§ REQUIREMENT: How many lines in the data below contain the string "Last", with case counting? Reply with the number alone.

§ GIVEN DATA:
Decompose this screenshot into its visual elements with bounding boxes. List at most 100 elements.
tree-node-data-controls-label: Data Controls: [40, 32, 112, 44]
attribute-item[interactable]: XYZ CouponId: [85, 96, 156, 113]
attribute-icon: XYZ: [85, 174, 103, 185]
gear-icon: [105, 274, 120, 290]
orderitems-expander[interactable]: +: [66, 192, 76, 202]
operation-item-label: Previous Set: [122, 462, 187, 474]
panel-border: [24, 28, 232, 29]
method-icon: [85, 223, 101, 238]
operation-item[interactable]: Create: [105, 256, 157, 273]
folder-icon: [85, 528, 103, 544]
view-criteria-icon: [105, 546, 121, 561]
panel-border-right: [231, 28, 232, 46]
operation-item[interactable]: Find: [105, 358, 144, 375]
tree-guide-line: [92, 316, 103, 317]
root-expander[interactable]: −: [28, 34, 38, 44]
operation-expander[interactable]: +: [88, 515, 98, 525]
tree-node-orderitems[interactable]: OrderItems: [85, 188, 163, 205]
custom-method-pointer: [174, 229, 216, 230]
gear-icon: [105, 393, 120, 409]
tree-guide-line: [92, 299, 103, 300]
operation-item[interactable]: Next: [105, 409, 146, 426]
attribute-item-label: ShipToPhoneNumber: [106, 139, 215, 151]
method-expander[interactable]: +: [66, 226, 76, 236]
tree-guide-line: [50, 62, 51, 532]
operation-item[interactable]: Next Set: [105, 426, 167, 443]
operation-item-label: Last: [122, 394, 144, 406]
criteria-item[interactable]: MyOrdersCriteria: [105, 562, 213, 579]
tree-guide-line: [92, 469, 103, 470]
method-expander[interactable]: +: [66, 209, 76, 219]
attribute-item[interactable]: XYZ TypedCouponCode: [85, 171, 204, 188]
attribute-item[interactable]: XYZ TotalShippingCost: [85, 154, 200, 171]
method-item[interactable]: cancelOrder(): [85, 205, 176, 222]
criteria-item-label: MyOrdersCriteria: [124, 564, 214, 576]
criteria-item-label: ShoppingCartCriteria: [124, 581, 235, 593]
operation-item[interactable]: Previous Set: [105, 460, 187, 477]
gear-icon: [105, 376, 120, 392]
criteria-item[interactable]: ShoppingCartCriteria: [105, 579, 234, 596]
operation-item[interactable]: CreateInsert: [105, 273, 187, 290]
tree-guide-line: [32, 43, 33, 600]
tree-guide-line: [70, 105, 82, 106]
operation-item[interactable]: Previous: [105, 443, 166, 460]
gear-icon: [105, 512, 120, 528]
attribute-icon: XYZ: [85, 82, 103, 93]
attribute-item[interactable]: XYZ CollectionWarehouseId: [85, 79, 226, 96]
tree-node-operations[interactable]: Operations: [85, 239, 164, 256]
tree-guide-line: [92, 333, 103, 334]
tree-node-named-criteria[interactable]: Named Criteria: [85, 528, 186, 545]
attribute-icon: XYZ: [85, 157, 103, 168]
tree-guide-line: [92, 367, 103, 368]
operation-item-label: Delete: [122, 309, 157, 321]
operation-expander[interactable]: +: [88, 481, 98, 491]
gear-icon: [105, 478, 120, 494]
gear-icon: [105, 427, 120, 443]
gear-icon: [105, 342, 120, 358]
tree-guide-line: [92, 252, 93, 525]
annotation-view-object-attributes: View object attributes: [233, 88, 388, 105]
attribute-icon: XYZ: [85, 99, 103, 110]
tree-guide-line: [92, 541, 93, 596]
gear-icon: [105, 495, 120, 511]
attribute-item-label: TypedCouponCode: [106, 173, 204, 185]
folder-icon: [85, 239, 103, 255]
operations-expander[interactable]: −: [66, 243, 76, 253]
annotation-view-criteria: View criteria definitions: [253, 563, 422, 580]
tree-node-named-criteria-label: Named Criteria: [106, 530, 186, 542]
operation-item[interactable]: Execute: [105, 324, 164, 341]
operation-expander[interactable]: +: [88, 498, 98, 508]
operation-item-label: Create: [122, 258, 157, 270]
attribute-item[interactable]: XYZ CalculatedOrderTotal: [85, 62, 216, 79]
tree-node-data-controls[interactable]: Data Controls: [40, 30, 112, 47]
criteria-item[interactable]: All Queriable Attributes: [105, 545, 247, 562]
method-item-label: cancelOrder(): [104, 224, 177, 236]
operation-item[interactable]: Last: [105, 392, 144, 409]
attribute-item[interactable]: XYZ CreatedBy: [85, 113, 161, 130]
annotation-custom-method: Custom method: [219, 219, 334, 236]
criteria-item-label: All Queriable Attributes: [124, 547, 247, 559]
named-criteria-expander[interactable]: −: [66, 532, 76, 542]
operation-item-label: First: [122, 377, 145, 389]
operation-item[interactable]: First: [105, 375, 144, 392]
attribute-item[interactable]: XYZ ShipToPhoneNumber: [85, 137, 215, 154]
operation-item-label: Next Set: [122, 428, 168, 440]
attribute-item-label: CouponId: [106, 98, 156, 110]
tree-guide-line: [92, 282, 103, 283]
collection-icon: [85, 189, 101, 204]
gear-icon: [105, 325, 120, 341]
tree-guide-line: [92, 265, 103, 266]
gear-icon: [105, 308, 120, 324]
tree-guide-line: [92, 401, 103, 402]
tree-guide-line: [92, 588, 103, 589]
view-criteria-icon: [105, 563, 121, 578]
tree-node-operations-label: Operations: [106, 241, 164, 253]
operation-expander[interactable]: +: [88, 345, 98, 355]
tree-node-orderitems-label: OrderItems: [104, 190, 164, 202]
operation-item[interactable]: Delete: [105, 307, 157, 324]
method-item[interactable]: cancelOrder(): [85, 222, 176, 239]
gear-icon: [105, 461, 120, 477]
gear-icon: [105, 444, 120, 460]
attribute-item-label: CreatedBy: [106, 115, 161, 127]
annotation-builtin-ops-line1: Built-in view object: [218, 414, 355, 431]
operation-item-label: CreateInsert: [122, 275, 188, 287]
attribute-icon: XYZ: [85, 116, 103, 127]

§ RESPONSE FOR THIS EXERCISE: 2